Copy out all lines that carry the word "upper".

══════

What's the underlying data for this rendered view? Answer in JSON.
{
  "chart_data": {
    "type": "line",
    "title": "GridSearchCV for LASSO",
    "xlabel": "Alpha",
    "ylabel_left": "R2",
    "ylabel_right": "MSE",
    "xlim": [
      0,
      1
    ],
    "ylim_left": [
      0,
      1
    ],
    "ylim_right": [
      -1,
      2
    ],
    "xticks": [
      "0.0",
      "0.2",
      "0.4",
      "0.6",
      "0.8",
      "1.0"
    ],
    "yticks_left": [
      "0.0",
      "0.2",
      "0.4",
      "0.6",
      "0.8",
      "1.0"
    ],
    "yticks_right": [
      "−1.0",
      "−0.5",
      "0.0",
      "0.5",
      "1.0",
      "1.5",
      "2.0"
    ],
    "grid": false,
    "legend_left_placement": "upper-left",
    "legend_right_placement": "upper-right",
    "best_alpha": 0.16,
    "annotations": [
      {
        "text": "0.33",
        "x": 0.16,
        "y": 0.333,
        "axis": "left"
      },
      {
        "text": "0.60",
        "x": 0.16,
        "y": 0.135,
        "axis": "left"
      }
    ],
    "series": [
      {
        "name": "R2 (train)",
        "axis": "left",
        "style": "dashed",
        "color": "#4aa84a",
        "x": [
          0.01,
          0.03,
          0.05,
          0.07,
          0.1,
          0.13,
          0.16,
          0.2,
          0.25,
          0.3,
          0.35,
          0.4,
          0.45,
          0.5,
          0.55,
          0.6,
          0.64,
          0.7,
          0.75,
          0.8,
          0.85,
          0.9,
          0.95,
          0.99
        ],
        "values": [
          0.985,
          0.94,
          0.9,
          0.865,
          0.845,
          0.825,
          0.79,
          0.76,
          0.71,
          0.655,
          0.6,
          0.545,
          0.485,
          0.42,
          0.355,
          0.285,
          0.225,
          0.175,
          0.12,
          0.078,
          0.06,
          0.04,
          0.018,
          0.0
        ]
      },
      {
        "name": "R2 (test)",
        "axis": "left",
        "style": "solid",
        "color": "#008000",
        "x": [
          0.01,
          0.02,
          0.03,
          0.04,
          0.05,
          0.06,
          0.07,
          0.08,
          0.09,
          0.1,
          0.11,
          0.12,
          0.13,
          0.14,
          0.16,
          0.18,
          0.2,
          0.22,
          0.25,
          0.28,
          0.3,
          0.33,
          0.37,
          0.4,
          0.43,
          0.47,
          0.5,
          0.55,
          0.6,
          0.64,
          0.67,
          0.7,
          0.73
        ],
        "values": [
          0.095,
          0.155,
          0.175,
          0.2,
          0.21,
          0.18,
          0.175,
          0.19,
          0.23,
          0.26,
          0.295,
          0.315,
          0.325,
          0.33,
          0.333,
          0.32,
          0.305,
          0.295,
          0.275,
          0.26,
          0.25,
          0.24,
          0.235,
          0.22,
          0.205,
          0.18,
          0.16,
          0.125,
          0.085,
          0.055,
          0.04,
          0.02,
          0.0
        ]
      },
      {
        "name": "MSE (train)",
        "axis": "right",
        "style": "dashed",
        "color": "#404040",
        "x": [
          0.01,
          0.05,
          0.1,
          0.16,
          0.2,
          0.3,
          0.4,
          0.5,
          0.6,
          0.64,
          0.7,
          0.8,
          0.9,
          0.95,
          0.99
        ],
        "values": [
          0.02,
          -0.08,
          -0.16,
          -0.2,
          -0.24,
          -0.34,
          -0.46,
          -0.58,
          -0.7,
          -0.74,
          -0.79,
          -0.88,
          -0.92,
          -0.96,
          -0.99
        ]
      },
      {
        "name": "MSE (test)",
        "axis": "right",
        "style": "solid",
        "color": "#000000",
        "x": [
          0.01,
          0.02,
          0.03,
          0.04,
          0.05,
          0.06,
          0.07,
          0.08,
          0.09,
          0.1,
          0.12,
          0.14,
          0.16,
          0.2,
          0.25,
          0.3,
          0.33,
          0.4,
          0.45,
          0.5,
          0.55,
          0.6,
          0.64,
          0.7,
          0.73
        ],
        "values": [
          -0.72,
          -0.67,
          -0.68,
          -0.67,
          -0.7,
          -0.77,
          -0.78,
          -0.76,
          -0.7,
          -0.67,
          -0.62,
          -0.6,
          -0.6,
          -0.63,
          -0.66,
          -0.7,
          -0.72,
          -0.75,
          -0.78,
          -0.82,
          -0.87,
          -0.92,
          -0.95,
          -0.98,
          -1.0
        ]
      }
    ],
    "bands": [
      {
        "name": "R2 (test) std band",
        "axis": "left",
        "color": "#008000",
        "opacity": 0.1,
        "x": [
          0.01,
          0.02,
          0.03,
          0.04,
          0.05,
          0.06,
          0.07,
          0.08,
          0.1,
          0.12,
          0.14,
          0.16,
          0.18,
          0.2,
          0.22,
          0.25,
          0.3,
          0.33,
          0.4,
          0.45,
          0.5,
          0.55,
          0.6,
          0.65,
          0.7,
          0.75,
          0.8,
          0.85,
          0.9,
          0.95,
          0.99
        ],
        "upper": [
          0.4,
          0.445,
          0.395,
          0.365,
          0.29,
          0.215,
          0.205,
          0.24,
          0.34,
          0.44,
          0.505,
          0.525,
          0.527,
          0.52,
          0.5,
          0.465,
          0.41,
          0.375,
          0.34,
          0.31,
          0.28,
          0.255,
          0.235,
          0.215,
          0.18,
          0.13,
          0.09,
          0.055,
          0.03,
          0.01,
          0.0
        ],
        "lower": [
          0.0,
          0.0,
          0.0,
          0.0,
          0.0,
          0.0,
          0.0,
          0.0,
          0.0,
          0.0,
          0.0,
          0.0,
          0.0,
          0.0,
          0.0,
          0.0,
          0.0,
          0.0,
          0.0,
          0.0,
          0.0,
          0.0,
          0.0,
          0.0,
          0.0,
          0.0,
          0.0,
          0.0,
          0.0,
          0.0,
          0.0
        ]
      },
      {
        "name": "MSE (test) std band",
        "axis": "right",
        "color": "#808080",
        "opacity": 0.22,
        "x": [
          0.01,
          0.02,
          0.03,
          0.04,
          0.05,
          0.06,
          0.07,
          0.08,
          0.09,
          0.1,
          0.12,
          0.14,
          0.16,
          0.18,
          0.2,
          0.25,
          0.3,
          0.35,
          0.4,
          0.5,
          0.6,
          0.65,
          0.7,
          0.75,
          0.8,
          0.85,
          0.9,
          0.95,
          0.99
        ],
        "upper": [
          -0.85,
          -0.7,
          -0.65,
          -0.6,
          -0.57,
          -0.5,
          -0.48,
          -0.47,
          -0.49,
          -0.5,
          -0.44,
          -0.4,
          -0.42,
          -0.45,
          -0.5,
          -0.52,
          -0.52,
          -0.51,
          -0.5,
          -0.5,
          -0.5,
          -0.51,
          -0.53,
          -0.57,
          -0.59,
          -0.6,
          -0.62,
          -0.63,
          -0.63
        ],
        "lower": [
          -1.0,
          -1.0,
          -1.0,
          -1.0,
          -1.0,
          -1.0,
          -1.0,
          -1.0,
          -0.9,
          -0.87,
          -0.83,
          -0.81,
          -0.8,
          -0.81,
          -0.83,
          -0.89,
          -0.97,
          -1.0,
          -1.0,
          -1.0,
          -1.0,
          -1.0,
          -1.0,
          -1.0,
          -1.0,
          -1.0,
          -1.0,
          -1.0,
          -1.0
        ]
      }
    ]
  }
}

══════

**Correct result**.
    "legend_left_placement": "upper-left",
    "legend_right_placement": "upper-right",
        "upper": [
        "upper": [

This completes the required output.